> [Directions] Locate every line in the records below that holds the word "round" and return each one.

Data items:
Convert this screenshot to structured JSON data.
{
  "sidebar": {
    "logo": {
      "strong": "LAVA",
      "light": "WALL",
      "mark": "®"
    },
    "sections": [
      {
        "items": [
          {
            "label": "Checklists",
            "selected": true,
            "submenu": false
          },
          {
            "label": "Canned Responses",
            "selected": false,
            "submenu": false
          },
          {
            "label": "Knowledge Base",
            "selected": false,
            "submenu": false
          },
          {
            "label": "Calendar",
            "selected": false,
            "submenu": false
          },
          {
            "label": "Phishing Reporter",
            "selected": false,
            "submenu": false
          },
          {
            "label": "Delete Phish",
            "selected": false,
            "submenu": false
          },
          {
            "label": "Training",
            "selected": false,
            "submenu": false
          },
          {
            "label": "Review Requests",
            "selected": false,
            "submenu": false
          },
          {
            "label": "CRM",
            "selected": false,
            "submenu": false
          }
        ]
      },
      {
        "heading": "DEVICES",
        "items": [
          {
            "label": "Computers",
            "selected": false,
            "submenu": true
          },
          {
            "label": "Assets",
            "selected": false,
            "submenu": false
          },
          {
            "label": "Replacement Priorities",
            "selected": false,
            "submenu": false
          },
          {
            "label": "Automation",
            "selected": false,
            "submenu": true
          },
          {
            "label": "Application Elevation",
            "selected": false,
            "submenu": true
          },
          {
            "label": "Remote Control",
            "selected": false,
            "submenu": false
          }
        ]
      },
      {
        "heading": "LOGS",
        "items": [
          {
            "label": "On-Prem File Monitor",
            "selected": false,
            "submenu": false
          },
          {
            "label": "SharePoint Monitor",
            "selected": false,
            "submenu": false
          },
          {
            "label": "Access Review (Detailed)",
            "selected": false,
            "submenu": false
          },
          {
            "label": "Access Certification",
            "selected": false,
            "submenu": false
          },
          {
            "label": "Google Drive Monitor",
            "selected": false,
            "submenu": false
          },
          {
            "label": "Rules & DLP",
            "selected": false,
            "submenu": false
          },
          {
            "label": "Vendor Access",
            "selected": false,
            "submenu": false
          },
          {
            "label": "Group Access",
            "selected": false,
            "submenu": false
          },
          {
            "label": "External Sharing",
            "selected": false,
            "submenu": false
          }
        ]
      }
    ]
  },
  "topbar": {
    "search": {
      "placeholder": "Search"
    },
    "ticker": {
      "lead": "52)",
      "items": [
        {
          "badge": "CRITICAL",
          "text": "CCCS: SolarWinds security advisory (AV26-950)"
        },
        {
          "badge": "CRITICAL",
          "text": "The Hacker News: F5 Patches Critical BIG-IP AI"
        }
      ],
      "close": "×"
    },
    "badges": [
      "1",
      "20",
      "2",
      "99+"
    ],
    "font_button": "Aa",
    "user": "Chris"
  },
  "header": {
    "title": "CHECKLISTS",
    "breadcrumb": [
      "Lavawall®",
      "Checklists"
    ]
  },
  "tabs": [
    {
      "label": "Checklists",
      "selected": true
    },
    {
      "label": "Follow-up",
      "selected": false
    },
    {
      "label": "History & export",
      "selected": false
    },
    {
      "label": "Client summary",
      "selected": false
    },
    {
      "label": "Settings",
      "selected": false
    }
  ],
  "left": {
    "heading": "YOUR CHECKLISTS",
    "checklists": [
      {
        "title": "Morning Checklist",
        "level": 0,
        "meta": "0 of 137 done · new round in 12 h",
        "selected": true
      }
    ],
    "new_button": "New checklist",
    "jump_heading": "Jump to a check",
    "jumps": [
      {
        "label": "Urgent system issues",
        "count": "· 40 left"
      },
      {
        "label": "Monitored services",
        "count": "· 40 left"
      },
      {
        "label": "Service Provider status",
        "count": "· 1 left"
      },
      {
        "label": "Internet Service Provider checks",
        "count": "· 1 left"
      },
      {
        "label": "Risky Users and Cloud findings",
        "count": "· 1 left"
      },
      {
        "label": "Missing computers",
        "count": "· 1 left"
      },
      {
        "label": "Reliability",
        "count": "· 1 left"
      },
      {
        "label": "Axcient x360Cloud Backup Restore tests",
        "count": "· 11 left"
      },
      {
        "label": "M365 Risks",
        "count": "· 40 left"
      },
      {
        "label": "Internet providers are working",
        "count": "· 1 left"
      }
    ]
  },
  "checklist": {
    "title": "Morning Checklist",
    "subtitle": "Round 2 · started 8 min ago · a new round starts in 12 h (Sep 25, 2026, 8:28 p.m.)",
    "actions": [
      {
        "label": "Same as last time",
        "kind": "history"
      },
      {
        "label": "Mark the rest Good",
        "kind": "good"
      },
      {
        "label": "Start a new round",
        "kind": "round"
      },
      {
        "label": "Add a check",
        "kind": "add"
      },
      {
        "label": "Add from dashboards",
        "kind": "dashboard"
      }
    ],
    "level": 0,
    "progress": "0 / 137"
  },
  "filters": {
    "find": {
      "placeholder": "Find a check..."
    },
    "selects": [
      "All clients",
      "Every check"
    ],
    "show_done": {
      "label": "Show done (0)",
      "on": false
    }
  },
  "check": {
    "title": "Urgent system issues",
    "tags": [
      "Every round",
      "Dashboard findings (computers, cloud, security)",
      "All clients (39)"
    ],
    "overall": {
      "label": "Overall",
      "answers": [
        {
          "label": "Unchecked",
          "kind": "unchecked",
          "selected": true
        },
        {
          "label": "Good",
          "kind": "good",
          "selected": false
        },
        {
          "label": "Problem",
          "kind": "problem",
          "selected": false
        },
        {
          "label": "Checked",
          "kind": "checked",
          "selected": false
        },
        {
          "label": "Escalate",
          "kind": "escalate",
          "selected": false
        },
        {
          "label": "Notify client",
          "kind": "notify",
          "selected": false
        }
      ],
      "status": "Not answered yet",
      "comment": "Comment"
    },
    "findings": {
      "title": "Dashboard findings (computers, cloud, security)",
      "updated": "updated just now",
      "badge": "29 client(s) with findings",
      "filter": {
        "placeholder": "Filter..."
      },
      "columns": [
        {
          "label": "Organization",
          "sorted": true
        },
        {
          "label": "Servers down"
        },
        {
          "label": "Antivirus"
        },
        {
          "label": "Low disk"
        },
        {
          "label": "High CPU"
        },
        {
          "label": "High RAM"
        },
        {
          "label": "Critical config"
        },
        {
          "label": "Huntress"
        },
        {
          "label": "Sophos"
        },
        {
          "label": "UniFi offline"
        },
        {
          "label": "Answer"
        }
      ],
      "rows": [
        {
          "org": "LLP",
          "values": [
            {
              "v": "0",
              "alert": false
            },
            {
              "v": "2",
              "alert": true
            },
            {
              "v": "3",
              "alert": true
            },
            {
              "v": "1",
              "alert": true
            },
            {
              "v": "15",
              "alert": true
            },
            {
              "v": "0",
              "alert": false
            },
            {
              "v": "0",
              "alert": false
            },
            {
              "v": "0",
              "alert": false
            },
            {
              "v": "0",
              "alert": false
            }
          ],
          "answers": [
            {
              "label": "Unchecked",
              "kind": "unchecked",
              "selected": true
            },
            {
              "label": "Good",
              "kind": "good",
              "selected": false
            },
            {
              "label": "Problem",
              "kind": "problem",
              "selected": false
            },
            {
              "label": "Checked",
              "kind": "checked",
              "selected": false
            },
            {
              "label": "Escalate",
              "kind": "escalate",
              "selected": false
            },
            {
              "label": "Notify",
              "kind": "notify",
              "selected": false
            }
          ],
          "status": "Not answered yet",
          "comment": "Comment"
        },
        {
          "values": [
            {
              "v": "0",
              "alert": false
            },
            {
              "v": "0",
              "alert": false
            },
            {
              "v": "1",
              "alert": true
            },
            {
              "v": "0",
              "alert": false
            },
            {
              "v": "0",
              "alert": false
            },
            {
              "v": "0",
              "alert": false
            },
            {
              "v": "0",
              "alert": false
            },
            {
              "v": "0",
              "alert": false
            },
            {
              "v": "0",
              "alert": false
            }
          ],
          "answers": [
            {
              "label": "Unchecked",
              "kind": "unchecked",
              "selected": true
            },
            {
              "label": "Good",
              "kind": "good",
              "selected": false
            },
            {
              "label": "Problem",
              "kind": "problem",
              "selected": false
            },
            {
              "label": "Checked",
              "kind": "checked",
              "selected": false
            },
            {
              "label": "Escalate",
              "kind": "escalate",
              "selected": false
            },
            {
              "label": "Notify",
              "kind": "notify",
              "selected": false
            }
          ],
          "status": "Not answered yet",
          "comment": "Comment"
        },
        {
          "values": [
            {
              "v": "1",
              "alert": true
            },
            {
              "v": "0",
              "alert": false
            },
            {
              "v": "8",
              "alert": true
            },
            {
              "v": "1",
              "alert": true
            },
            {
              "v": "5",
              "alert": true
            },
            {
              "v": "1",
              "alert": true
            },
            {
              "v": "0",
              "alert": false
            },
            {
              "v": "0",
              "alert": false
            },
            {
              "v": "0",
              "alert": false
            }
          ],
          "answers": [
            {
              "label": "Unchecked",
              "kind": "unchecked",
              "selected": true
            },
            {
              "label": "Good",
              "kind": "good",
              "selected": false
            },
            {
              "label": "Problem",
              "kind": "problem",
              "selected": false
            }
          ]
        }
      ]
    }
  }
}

> [Reply to the task]
        "meta": "0 of 137 done · new round in 12 h",
    "subtitle": "Round 2 · started 8 min ago · a new round starts in 12 h (Sep 25, 2026, 8:28 p.m.)",
        "label": "Start a new round",
        "kind": "round"
      "Every round",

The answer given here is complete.